§ **THE TASK**:
Reproduce each line bearing the word "μmol".

§ **RECORDS SUPPLIED**:

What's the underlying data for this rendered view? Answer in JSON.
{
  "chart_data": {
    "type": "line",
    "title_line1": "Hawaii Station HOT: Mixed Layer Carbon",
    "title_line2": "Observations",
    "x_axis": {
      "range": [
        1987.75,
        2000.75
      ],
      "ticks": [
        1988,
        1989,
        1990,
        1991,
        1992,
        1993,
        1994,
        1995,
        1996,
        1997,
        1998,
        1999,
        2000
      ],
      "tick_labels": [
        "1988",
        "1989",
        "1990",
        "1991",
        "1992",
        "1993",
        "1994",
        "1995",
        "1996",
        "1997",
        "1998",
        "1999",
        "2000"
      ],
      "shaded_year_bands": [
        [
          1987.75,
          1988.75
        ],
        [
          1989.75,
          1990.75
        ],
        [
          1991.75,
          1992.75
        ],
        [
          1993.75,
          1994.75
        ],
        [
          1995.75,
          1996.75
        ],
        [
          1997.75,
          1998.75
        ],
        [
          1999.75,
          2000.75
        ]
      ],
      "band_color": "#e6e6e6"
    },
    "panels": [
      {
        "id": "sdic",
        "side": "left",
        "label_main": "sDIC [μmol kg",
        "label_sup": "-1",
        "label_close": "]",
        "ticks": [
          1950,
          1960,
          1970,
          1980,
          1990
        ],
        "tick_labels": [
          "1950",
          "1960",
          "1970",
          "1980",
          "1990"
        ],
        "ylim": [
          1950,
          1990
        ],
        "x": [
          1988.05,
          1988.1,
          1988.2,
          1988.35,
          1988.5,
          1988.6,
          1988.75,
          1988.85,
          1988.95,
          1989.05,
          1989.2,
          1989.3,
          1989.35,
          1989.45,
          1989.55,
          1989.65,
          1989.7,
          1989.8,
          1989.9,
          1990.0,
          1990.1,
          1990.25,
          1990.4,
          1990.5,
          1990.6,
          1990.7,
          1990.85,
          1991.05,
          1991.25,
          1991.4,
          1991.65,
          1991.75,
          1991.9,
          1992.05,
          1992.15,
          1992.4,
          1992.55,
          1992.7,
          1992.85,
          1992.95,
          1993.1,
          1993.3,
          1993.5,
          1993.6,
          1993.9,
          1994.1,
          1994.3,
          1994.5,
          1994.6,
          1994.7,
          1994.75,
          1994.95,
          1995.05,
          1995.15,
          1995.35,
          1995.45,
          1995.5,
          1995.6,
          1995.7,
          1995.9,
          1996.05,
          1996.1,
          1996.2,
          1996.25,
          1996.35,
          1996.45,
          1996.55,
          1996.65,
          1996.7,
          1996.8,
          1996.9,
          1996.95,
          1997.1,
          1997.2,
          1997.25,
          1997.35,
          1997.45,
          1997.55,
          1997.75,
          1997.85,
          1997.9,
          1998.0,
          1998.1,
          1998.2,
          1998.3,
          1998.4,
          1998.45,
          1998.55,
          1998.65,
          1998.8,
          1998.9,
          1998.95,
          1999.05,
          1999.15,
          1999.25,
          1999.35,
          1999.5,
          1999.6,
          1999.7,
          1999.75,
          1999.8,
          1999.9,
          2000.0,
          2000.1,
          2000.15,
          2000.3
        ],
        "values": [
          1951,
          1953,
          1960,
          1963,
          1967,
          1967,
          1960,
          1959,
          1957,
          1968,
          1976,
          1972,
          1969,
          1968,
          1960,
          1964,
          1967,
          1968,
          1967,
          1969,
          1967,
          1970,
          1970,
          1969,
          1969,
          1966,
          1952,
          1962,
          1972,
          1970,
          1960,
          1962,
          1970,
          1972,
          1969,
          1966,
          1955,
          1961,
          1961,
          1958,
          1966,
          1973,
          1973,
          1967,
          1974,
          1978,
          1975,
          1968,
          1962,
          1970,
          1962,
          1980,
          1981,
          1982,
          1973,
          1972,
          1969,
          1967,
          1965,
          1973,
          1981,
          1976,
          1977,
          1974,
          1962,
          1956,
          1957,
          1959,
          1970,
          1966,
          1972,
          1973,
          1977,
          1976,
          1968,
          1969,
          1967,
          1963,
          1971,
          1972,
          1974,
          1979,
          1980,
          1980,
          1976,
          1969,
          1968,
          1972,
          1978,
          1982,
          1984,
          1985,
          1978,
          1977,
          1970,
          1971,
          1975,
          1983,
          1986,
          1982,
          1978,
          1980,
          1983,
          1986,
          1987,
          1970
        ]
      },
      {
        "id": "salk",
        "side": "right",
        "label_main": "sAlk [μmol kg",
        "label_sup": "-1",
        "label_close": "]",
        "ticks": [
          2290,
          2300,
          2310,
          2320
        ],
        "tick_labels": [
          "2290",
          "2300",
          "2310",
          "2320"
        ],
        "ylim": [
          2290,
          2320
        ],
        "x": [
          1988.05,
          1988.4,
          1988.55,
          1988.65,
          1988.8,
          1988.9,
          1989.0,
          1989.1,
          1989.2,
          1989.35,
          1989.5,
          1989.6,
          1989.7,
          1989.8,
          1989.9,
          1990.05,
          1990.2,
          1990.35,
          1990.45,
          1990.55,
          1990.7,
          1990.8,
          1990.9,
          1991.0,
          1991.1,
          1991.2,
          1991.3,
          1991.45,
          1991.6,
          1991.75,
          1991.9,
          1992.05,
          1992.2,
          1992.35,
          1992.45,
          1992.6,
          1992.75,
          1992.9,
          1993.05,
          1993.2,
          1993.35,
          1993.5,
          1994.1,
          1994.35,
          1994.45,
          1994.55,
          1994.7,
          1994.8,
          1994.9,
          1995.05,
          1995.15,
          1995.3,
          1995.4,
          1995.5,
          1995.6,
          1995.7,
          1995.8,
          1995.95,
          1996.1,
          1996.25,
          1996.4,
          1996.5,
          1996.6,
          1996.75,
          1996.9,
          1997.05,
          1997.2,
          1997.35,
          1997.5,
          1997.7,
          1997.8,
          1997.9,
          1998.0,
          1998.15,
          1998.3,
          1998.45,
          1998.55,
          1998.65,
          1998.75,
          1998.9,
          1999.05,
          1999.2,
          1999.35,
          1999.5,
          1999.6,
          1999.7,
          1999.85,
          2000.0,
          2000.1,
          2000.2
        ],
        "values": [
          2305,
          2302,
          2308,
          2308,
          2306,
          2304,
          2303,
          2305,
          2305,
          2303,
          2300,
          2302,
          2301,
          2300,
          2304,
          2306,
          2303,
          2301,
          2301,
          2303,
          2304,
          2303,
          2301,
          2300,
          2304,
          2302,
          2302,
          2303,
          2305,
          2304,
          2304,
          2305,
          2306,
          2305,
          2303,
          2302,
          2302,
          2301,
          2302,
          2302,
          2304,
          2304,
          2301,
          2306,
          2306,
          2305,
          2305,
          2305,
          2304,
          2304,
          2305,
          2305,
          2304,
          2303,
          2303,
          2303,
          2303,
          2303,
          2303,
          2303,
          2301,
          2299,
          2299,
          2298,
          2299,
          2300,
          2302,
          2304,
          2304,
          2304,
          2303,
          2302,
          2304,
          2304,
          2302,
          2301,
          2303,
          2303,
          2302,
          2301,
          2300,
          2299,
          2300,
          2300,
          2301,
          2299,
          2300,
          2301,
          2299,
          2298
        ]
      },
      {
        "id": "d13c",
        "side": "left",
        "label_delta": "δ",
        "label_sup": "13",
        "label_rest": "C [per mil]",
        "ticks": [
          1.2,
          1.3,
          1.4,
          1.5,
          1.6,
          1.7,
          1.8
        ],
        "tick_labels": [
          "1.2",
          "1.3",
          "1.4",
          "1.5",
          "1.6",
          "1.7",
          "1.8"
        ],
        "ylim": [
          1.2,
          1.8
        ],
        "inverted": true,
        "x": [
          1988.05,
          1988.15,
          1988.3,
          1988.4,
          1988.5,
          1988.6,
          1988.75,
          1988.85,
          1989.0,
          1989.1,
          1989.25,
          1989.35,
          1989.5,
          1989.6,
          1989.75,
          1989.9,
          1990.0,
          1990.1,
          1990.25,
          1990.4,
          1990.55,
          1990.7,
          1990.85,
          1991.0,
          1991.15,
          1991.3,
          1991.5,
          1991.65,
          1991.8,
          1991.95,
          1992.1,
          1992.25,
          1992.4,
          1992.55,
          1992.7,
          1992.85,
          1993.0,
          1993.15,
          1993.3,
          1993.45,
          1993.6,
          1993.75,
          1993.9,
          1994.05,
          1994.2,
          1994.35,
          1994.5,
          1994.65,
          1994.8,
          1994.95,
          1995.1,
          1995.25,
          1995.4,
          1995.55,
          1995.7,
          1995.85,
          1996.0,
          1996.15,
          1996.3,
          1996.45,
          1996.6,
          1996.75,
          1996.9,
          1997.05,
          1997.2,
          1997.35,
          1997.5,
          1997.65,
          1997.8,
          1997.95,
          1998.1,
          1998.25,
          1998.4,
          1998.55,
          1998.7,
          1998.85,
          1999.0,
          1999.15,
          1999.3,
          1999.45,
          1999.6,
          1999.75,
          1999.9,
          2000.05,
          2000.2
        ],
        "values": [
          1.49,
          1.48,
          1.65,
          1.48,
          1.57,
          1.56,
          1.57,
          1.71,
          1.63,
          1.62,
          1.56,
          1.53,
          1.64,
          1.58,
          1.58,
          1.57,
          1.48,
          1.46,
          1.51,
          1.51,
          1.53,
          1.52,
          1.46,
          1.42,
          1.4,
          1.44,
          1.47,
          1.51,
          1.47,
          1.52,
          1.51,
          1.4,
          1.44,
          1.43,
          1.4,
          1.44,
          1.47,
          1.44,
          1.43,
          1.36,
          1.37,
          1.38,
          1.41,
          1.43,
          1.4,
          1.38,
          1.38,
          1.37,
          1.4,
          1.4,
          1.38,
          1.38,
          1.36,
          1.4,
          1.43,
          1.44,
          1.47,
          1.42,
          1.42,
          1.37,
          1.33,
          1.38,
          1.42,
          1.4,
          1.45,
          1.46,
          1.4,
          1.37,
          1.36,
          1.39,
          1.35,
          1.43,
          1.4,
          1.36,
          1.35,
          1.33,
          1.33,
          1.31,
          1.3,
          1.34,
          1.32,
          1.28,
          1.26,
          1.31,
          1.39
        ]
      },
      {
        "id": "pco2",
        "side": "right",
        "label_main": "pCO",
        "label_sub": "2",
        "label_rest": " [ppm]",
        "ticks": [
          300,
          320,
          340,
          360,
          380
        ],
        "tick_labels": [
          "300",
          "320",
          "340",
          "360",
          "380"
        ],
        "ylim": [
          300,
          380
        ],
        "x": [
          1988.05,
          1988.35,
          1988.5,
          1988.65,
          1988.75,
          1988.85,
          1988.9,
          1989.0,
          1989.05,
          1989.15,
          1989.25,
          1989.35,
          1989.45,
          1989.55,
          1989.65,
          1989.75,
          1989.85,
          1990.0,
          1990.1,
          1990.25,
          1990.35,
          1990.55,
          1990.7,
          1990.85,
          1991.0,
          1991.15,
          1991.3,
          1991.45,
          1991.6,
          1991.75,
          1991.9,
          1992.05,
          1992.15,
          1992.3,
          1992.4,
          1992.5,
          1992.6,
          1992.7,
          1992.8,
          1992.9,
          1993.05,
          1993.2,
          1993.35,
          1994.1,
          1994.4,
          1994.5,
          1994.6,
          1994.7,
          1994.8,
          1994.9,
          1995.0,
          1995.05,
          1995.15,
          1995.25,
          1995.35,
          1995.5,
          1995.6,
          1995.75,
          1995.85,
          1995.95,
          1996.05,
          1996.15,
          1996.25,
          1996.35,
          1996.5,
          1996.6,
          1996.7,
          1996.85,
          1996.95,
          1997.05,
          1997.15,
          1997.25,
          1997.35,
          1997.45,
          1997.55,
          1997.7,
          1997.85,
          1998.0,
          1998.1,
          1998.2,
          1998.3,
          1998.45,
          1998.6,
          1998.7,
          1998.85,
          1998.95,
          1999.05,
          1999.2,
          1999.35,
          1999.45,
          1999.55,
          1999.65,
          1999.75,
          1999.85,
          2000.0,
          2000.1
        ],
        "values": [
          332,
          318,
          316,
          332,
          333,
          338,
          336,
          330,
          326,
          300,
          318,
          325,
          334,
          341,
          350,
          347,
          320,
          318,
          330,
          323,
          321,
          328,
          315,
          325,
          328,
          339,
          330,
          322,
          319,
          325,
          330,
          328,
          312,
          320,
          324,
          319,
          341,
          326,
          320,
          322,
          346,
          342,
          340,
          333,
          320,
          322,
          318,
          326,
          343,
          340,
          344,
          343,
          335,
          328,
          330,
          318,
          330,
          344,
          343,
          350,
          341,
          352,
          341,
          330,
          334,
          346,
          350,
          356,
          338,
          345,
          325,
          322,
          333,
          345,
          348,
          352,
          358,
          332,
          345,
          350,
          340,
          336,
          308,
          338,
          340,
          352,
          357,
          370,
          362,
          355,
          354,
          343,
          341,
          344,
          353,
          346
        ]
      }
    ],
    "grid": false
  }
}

§ **RESPONSE**:
        "label_main": "sDIC [μmol kg",
        "label_main": "sAlk [μmol kg",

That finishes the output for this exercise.